**GOAL:** Copy out the listing below word for word, keeping every line unchanged and in the same order.

**THE INPUT:**
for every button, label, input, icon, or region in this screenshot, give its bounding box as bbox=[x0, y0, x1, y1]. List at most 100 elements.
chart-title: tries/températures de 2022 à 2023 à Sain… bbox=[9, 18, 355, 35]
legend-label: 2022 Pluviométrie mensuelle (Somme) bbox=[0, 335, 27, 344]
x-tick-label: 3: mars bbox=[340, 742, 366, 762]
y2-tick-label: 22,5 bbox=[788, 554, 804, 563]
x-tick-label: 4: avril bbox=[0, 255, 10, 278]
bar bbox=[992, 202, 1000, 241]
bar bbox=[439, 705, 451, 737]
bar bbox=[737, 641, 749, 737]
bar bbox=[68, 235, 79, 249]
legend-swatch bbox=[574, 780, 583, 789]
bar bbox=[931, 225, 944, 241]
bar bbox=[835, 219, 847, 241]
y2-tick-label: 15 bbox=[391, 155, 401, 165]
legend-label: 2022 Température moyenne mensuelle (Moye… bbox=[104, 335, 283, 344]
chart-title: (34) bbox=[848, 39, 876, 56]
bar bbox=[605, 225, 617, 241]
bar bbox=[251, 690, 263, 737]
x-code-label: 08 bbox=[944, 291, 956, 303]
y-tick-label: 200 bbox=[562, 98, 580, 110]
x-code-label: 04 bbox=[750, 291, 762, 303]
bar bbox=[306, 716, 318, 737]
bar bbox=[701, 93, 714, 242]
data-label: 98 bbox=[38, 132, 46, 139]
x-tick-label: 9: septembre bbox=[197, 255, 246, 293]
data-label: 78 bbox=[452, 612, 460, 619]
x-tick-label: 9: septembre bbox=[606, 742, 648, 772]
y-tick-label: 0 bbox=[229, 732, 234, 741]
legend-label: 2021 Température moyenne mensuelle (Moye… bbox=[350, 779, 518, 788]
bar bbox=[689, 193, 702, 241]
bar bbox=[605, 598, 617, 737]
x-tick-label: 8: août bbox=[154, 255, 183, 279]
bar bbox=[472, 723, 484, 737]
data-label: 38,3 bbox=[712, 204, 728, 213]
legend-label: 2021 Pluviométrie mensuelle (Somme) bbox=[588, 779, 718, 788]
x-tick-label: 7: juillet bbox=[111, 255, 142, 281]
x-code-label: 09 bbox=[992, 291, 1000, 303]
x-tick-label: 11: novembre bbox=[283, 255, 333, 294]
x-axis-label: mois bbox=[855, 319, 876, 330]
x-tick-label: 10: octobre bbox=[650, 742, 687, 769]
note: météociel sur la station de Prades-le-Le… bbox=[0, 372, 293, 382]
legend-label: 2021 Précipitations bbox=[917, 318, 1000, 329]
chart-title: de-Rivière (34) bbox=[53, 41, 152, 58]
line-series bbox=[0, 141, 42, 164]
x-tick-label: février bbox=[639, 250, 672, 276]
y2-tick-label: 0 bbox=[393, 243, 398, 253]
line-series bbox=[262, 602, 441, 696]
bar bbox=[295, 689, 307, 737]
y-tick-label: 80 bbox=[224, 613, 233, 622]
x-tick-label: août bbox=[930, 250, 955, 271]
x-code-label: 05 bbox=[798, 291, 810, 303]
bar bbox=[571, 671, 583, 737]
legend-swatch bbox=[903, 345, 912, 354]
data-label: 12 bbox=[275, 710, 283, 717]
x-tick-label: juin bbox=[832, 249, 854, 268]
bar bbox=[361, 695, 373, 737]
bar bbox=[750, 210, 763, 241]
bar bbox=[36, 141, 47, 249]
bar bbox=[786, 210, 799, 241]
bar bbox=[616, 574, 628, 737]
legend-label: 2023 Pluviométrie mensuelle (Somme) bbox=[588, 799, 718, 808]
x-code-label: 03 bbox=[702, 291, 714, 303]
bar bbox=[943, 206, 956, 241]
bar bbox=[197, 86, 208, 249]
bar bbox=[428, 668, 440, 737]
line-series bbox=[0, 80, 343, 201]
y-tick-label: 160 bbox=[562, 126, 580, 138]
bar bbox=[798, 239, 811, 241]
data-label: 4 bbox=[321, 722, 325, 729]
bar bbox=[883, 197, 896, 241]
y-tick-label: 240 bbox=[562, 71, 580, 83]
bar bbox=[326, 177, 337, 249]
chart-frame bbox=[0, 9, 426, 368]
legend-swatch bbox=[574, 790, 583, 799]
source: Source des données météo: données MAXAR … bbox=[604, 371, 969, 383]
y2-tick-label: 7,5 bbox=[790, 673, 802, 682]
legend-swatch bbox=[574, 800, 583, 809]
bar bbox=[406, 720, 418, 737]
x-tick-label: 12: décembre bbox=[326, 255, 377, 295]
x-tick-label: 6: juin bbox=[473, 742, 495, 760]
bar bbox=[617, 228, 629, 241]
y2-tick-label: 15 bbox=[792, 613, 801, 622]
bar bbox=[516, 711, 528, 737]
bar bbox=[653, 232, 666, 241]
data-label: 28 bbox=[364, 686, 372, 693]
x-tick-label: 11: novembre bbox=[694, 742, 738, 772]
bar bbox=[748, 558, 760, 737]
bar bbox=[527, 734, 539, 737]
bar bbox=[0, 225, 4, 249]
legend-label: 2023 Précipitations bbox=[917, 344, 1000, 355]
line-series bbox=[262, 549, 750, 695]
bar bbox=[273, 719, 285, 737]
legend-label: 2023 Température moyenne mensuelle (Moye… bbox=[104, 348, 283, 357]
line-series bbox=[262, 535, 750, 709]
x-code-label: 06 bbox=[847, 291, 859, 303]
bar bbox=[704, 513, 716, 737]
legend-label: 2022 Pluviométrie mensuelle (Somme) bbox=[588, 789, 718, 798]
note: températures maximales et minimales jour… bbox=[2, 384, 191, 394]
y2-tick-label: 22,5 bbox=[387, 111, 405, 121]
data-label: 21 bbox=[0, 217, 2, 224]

**OUTPUT:**
for every button, label, input, icon, or region in this screenshot, give its bounding box as bbox=[x0, y0, x1, y1]. List at most 100 elements.
chart-title: tries/températures de 2022 à 2023 à Sain… bbox=[9, 18, 355, 35]
legend-label: 2022 Pluviométrie mensuelle (Somme) bbox=[0, 335, 27, 344]
x-tick-label: 3: mars bbox=[340, 742, 366, 762]
y2-tick-label: 22,5 bbox=[788, 554, 804, 563]
x-tick-label: 4: avril bbox=[0, 255, 10, 278]
bar bbox=[992, 202, 1000, 241]
bar bbox=[439, 705, 451, 737]
bar bbox=[737, 641, 749, 737]
bar bbox=[68, 235, 79, 249]
legend-swatch bbox=[574, 780, 583, 789]
bar bbox=[931, 225, 944, 241]
bar bbox=[835, 219, 847, 241]
y2-tick-label: 15 bbox=[391, 155, 401, 165]
legend-label: 2022 Température moyenne mensuelle (Moye… bbox=[104, 335, 283, 344]
chart-title: (34) bbox=[848, 39, 876, 56]
bar bbox=[605, 225, 617, 241]
bar bbox=[251, 690, 263, 737]
x-code-label: 08 bbox=[944, 291, 956, 303]
y-tick-label: 200 bbox=[562, 98, 580, 110]
x-code-label: 04 bbox=[750, 291, 762, 303]
bar bbox=[306, 716, 318, 737]
bar bbox=[701, 93, 714, 242]
data-label: 98 bbox=[38, 132, 46, 139]
x-tick-label: 9: septembre bbox=[197, 255, 246, 293]
data-label: 78 bbox=[452, 612, 460, 619]
x-tick-label: 9: septembre bbox=[606, 742, 648, 772]
y-tick-label: 0 bbox=[229, 732, 234, 741]
legend-label: 2021 Température moyenne mensuelle (Moye… bbox=[350, 779, 518, 788]
bar bbox=[689, 193, 702, 241]
bar bbox=[605, 598, 617, 737]
x-tick-label: 8: août bbox=[154, 255, 183, 279]
bar bbox=[472, 723, 484, 737]
data-label: 38,3 bbox=[712, 204, 728, 213]
legend-label: 2021 Pluviométrie mensuelle (Somme) bbox=[588, 779, 718, 788]
x-tick-label: 7: juillet bbox=[111, 255, 142, 281]
x-code-label: 09 bbox=[992, 291, 1000, 303]
x-tick-label: 11: novembre bbox=[283, 255, 333, 294]
x-axis-label: mois bbox=[855, 319, 876, 330]
x-tick-label: 10: octobre bbox=[650, 742, 687, 769]
note: météociel sur la station de Prades-le-Le… bbox=[0, 372, 293, 382]
legend-label: 2021 Précipitations bbox=[917, 318, 1000, 329]
chart-title: de-Rivière (34) bbox=[53, 41, 152, 58]
line-series bbox=[0, 141, 42, 164]
x-tick-label: février bbox=[639, 250, 672, 276]
y2-tick-label: 0 bbox=[393, 243, 398, 253]
line-series bbox=[262, 602, 441, 696]
bar bbox=[295, 689, 307, 737]
y-tick-label: 80 bbox=[224, 613, 233, 622]
x-tick-label: août bbox=[930, 250, 955, 271]
x-code-label: 05 bbox=[798, 291, 810, 303]
bar bbox=[571, 671, 583, 737]
legend-swatch bbox=[903, 345, 912, 354]
data-label: 12 bbox=[275, 710, 283, 717]
x-tick-label: juin bbox=[832, 249, 854, 268]
bar bbox=[361, 695, 373, 737]
bar bbox=[750, 210, 763, 241]
bar bbox=[36, 141, 47, 249]
bar bbox=[786, 210, 799, 241]
bar bbox=[616, 574, 628, 737]
legend-label: 2023 Pluviométrie mensuelle (Somme) bbox=[588, 799, 718, 808]
x-code-label: 03 bbox=[702, 291, 714, 303]
bar bbox=[943, 206, 956, 241]
bar bbox=[197, 86, 208, 249]
bar bbox=[428, 668, 440, 737]
line-series bbox=[0, 80, 343, 201]
y-tick-label: 160 bbox=[562, 126, 580, 138]
bar bbox=[798, 239, 811, 241]
data-label: 4 bbox=[321, 722, 325, 729]
bar bbox=[883, 197, 896, 241]
y-tick-label: 240 bbox=[562, 71, 580, 83]
bar bbox=[326, 177, 337, 249]
chart-frame bbox=[0, 9, 426, 368]
legend-swatch bbox=[574, 790, 583, 799]
source: Source des données météo: données MAXAR … bbox=[604, 371, 969, 383]
y2-tick-label: 7,5 bbox=[790, 673, 802, 682]
legend-swatch bbox=[574, 800, 583, 809]
bar bbox=[406, 720, 418, 737]
x-tick-label: 12: décembre bbox=[326, 255, 377, 295]
x-tick-label: 6: juin bbox=[473, 742, 495, 760]
bar bbox=[617, 228, 629, 241]
y2-tick-label: 15 bbox=[792, 613, 801, 622]
bar bbox=[516, 711, 528, 737]
bar bbox=[653, 232, 666, 241]
data-label: 28 bbox=[364, 686, 372, 693]
x-tick-label: 11: novembre bbox=[694, 742, 738, 772]
bar bbox=[748, 558, 760, 737]
bar bbox=[527, 734, 539, 737]
bar bbox=[0, 225, 4, 249]
legend-label: 2023 Précipitations bbox=[917, 344, 1000, 355]
line-series bbox=[262, 549, 750, 695]
bar bbox=[273, 719, 285, 737]
legend-label: 2023 Température moyenne mensuelle (Moye… bbox=[104, 348, 283, 357]
line-series bbox=[262, 535, 750, 709]
x-code-label: 06 bbox=[847, 291, 859, 303]
bar bbox=[704, 513, 716, 737]
legend-label: 2022 Pluviométrie mensuelle (Somme) bbox=[588, 789, 718, 798]
note: températures maximales et minimales jour… bbox=[2, 384, 191, 394]
y2-tick-label: 22,5 bbox=[387, 111, 405, 121]
data-label: 21 bbox=[0, 217, 2, 224]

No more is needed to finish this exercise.